Without the pictures, reproduce the records that follow exactly.

# # # # #

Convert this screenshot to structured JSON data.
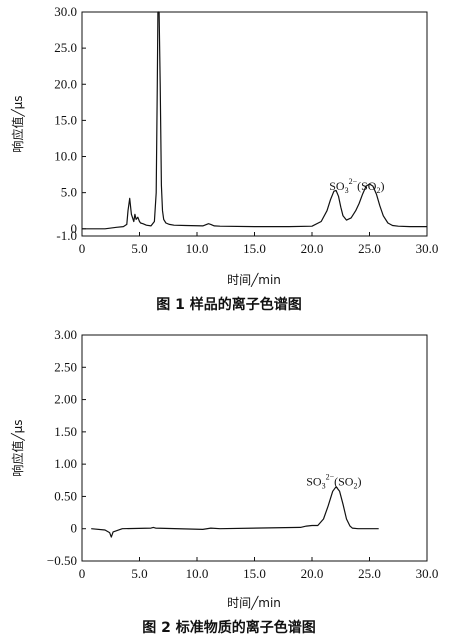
{
  "chart_data": [
    {
      "type": "line",
      "caption": "图 1   样品的离子色谱图",
      "xlabel": "时间╱min",
      "ylabel": "响应值╱μs",
      "xlim": [
        0,
        30
      ],
      "ylim": [
        -1,
        30
      ],
      "xticks": [
        "0",
        "5.0",
        "10.0",
        "15.0",
        "20.0",
        "25.0",
        "30.0"
      ],
      "yticks": [
        "-1.0",
        "0",
        "5.0",
        "10.0",
        "15.0",
        "20.0",
        "25.0",
        "30.0"
      ],
      "annotation": {
        "text_main": "SO",
        "sub1": "3",
        "sup": "2−",
        "paren_open": "(SO",
        "sub2": "2",
        "paren_close": ")",
        "x": 21.5,
        "y": 5.4
      },
      "series": [
        {
          "x": [
            0.0,
            2.0,
            3.0,
            3.6,
            3.9,
            4.0,
            4.15,
            4.3,
            4.5,
            4.6,
            4.7,
            4.85,
            5.0,
            5.1,
            5.3,
            5.6,
            6.0,
            6.3,
            6.45,
            6.55,
            6.6,
            6.7,
            6.8,
            6.9,
            7.0,
            7.1,
            7.3,
            7.6,
            8.0,
            9.0,
            10.5,
            11.0,
            11.2,
            11.5,
            12.0,
            15.0,
            18.0,
            20.0,
            20.8,
            21.3,
            21.6,
            21.9,
            22.1,
            22.3,
            22.5,
            22.7,
            23.0,
            23.4,
            23.8,
            24.1,
            24.4,
            24.7,
            25.0,
            25.3,
            25.6,
            25.9,
            26.2,
            26.6,
            27.0,
            27.5,
            28.5,
            30.0
          ],
          "y": [
            0.0,
            0.0,
            0.2,
            0.3,
            0.6,
            2.5,
            4.2,
            2.0,
            1.0,
            2.0,
            1.3,
            1.6,
            1.0,
            0.8,
            0.7,
            0.5,
            0.4,
            1.0,
            5.0,
            20.0,
            30.0,
            30.0,
            20.0,
            6.0,
            2.5,
            1.3,
            0.8,
            0.6,
            0.5,
            0.45,
            0.4,
            0.7,
            0.6,
            0.4,
            0.35,
            0.3,
            0.3,
            0.35,
            1.0,
            2.5,
            4.0,
            5.2,
            5.3,
            4.5,
            3.0,
            1.8,
            1.2,
            1.5,
            2.5,
            3.5,
            4.8,
            5.9,
            6.2,
            5.9,
            4.8,
            3.2,
            1.8,
            0.8,
            0.45,
            0.35,
            0.3,
            0.3
          ]
        }
      ]
    },
    {
      "type": "line",
      "caption": "图 2   标准物质的离子色谱图",
      "xlabel": "时间╱min",
      "ylabel": "响应值╱μs",
      "xlim": [
        0,
        30
      ],
      "ylim": [
        -0.5,
        3
      ],
      "xticks": [
        "0",
        "5.0",
        "10.0",
        "15.0",
        "20.0",
        "25.0",
        "30.0"
      ],
      "yticks": [
        "−0.50",
        "0",
        "0.50",
        "1.00",
        "1.50",
        "2.00",
        "2.50",
        "3.00"
      ],
      "annotation": {
        "text_main": "SO",
        "sub1": "3",
        "sup": "2−",
        "paren_open": "(SO",
        "sub2": "2",
        "paren_close": ")",
        "x": 19.5,
        "y": 0.67
      },
      "series": [
        {
          "x": [
            0.8,
            2.0,
            2.4,
            2.55,
            2.7,
            3.5,
            6.0,
            6.2,
            6.4,
            10.5,
            11.2,
            12.0,
            19.0,
            19.5,
            20.0,
            20.5,
            21.0,
            21.4,
            21.8,
            22.1,
            22.4,
            22.7,
            23.0,
            23.3,
            23.5,
            24.0,
            25.0,
            25.8
          ],
          "y": [
            0.0,
            -0.02,
            -0.06,
            -0.13,
            -0.05,
            0.0,
            0.01,
            0.02,
            0.01,
            -0.01,
            0.01,
            0.0,
            0.02,
            0.04,
            0.05,
            0.05,
            0.15,
            0.35,
            0.58,
            0.65,
            0.58,
            0.38,
            0.15,
            0.04,
            0.01,
            0.0,
            0.0,
            0.0
          ]
        }
      ]
    }
  ]
}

# # # # #

• SOLUTION TO THIS TASK:
Convert this screenshot to structured JSON data.
{
  "chart_data": [
    {
      "type": "line",
      "caption": "图 1   样品的离子色谱图",
      "xlabel": "时间╱min",
      "ylabel": "响应值╱μs",
      "xlim": [
        0,
        30
      ],
      "ylim": [
        -1,
        30
      ],
      "xticks": [
        "0",
        "5.0",
        "10.0",
        "15.0",
        "20.0",
        "25.0",
        "30.0"
      ],
      "yticks": [
        "-1.0",
        "0",
        "5.0",
        "10.0",
        "15.0",
        "20.0",
        "25.0",
        "30.0"
      ],
      "annotation": {
        "text_main": "SO",
        "sub1": "3",
        "sup": "2−",
        "paren_open": "(SO",
        "sub2": "2",
        "paren_close": ")",
        "x": 21.5,
        "y": 5.4
      },
      "series": [
        {
          "x": [
            0.0,
            2.0,
            3.0,
            3.6,
            3.9,
            4.0,
            4.15,
            4.3,
            4.5,
            4.6,
            4.7,
            4.85,
            5.0,
            5.1,
            5.3,
            5.6,
            6.0,
            6.3,
            6.45,
            6.55,
            6.6,
            6.7,
            6.8,
            6.9,
            7.0,
            7.1,
            7.3,
            7.6,
            8.0,
            9.0,
            10.5,
            11.0,
            11.2,
            11.5,
            12.0,
            15.0,
            18.0,
            20.0,
            20.8,
            21.3,
            21.6,
            21.9,
            22.1,
            22.3,
            22.5,
            22.7,
            23.0,
            23.4,
            23.8,
            24.1,
            24.4,
            24.7,
            25.0,
            25.3,
            25.6,
            25.9,
            26.2,
            26.6,
            27.0,
            27.5,
            28.5,
            30.0
          ],
          "y": [
            0.0,
            0.0,
            0.2,
            0.3,
            0.6,
            2.5,
            4.2,
            2.0,
            1.0,
            2.0,
            1.3,
            1.6,
            1.0,
            0.8,
            0.7,
            0.5,
            0.4,
            1.0,
            5.0,
            20.0,
            30.0,
            30.0,
            20.0,
            6.0,
            2.5,
            1.3,
            0.8,
            0.6,
            0.5,
            0.45,
            0.4,
            0.7,
            0.6,
            0.4,
            0.35,
            0.3,
            0.3,
            0.35,
            1.0,
            2.5,
            4.0,
            5.2,
            5.3,
            4.5,
            3.0,
            1.8,
            1.2,
            1.5,
            2.5,
            3.5,
            4.8,
            5.9,
            6.2,
            5.9,
            4.8,
            3.2,
            1.8,
            0.8,
            0.45,
            0.35,
            0.3,
            0.3
          ]
        }
      ]
    },
    {
      "type": "line",
      "caption": "图 2   标准物质的离子色谱图",
      "xlabel": "时间╱min",
      "ylabel": "响应值╱μs",
      "xlim": [
        0,
        30
      ],
      "ylim": [
        -0.5,
        3
      ],
      "xticks": [
        "0",
        "5.0",
        "10.0",
        "15.0",
        "20.0",
        "25.0",
        "30.0"
      ],
      "yticks": [
        "−0.50",
        "0",
        "0.50",
        "1.00",
        "1.50",
        "2.00",
        "2.50",
        "3.00"
      ],
      "annotation": {
        "text_main": "SO",
        "sub1": "3",
        "sup": "2−",
        "paren_open": "(SO",
        "sub2": "2",
        "paren_close": ")",
        "x": 19.5,
        "y": 0.67
      },
      "series": [
        {
          "x": [
            0.8,
            2.0,
            2.4,
            2.55,
            2.7,
            3.5,
            6.0,
            6.2,
            6.4,
            10.5,
            11.2,
            12.0,
            19.0,
            19.5,
            20.0,
            20.5,
            21.0,
            21.4,
            21.8,
            22.1,
            22.4,
            22.7,
            23.0,
            23.3,
            23.5,
            24.0,
            25.0,
            25.8
          ],
          "y": [
            0.0,
            -0.02,
            -0.06,
            -0.13,
            -0.05,
            0.0,
            0.01,
            0.02,
            0.01,
            -0.01,
            0.01,
            0.0,
            0.02,
            0.04,
            0.05,
            0.05,
            0.15,
            0.35,
            0.58,
            0.65,
            0.58,
            0.38,
            0.15,
            0.04,
            0.01,
            0.0,
            0.0,
            0.0
          ]
        }
      ]
    }
  ]
}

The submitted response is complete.